— start —

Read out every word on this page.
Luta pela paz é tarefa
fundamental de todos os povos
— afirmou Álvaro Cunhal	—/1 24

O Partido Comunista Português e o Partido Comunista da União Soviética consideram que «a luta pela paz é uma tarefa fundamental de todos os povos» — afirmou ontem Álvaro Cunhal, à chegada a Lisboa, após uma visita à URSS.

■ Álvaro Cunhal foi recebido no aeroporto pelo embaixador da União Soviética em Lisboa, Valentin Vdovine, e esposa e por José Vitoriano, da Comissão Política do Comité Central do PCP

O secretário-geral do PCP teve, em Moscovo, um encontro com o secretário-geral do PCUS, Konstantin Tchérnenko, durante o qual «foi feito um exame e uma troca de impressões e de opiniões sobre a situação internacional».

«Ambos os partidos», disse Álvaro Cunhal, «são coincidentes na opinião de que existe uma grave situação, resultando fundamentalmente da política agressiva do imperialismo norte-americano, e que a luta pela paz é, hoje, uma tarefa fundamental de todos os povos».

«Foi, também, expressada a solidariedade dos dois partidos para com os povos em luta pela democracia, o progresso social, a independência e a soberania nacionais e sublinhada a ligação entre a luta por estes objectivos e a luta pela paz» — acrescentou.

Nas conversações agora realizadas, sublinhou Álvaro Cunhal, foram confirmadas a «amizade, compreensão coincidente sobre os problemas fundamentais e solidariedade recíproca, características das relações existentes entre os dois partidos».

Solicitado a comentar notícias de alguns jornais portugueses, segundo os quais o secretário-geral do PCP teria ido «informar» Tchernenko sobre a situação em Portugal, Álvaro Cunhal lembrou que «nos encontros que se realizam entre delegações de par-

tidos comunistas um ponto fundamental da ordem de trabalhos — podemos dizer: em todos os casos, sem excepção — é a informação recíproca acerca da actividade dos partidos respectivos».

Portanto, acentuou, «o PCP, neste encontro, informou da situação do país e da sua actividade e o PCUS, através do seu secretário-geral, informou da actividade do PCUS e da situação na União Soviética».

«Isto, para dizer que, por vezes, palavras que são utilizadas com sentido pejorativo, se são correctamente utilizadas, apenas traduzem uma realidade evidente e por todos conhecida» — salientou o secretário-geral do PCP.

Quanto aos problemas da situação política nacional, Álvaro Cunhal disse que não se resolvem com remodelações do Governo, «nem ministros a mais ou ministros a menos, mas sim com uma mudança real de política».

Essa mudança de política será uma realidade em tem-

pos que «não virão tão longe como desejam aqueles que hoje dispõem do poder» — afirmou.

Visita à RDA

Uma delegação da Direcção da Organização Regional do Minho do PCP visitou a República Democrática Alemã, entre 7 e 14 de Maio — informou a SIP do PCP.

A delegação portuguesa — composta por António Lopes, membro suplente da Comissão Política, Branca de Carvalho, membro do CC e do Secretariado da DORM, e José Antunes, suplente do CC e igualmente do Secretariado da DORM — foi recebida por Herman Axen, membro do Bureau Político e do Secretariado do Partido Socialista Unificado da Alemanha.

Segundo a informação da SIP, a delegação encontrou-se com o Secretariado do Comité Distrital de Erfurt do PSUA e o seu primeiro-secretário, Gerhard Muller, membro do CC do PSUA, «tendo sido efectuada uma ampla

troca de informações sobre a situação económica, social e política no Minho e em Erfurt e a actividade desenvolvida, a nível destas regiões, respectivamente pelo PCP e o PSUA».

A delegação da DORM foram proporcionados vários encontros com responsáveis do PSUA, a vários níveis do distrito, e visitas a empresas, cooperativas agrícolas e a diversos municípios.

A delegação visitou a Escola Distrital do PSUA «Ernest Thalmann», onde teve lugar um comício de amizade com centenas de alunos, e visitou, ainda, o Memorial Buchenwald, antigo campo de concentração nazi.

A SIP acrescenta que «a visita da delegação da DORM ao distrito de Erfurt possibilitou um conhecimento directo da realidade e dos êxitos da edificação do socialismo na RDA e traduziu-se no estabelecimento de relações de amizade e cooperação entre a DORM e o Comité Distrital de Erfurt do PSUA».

— end —

* The problem *
Each line of the material should be duplicated exactly, please.

* Exercise answer *
Read out every word on this page.
Luta pela paz é tarefa
fundamental de todos os povos
— afirmou Álvaro Cunhal	—/1 24

O Partido Comunista Português e o Partido Comunista da União Soviética consideram que «a luta pela paz é uma tarefa fundamental de todos os povos» — afirmou ontem Álvaro Cunhal, à chegada a Lisboa, após uma visita à URSS.

■ Álvaro Cunhal foi recebido no aeroporto pelo embaixador da União Soviética em Lisboa, Valentin Vdovine, e esposa e por José Vitoriano, da Comissão Política do Comité Central do PCP

O secretário-geral do PCP teve, em Moscovo, um encontro com o secretário-geral do PCUS, Konstantin Tchérnenko, durante o qual «foi feito um exame e uma troca de impressões e de opiniões sobre a situação internacional».

«Ambos os partidos», disse Álvaro Cunhal, «são coincidentes na opinião de que existe uma grave situação, resultando fundamentalmente da política agressiva do imperialismo norte-americano, e que a luta pela paz é, hoje, uma tarefa fundamental de todos os povos».

«Foi, também, expressada a solidariedade dos dois partidos para com os povos em luta pela democracia, o progresso social, a independência e a soberania nacionais e sublinhada a ligação entre a luta por estes objectivos e a luta pela paz» — acrescentou.

Nas conversações agora realizadas, sublinhou Álvaro Cunhal, foram confirmadas a «amizade, compreensão coincidente sobre os problemas fundamentais e solidariedade recíproca, características das relações existentes entre os dois partidos».

Solicitado a comentar notícias de alguns jornais portugueses, segundo os quais o secretário-geral do PCP teria ido «informar» Tchernenko sobre a situação em Portugal, Álvaro Cunhal lembrou que «nos encontros que se realizam entre delegações de par-

tidos comunistas um ponto fundamental da ordem de trabalhos — podemos dizer: em todos os casos, sem excepção — é a informação recíproca acerca da actividade dos partidos respectivos».

Portanto, acentuou, «o PCP, neste encontro, informou da situação do país e da sua actividade e o PCUS, através do seu secretário-geral, informou da actividade do PCUS e da situação na União Soviética».

«Isto, para dizer que, por vezes, palavras que são utilizadas com sentido pejorativo, se são correctamente utilizadas, apenas traduzem uma realidade evidente e por todos conhecida» — salientou o secretário-geral do PCP.

Quanto aos problemas da situação política nacional, Álvaro Cunhal disse que não se resolvem com remodelações do Governo, «nem ministros a mais ou ministros a menos, mas sim com uma mudança real de política».

Essa mudança de política será uma realidade em tem-

pos que «não virão tão longe como desejam aqueles que hoje dispõem do poder» — afirmou.

Visita à RDA

Uma delegação da Direcção da Organização Regional do Minho do PCP visitou a República Democrática Alemã, entre 7 e 14 de Maio — informou a SIP do PCP.

A delegação portuguesa — composta por António Lopes, membro suplente da Comissão Política, Branca de Carvalho, membro do CC e do Secretariado da DORM, e José Antunes, suplente do CC e igualmente do Secretariado da DORM — foi recebida por Herman Axen, membro do Bureau Político e do Secretariado do Partido Socialista Unificado da Alemanha.

Segundo a informação da SIP, a delegação encontrou-se com o Secretariado do Comité Distrital de Erfurt do PSUA e o seu primeiro-secretário, Gerhard Muller, membro do CC do PSUA, «tendo sido efectuada uma ampla

troca de informações sobre a situação económica, social e política no Minho e em Erfurt e a actividade desenvolvida, a nível destas regiões, respectivamente pelo PCP e o PSUA».

A delegação da DORM foram proporcionados vários encontros com responsáveis do PSUA, a vários níveis do distrito, e visitas a empresas, cooperativas agrícolas e a diversos municípios.

A delegação visitou a Escola Distrital do PSUA «Ernest Thalmann», onde teve lugar um comício de amizade com centenas de alunos, e visitou, ainda, o Memorial Buchenwald, antigo campo de concentração nazi.

A SIP acrescenta que «a visita da delegação da DORM ao distrito de Erfurt possibilitou um conhecimento directo da realidade e dos êxitos da edificação do socialismo na RDA e traduziu-se no estabelecimento de relações de amizade e cooperação entre a DORM e o Comité Distrital de Erfurt do PSUA».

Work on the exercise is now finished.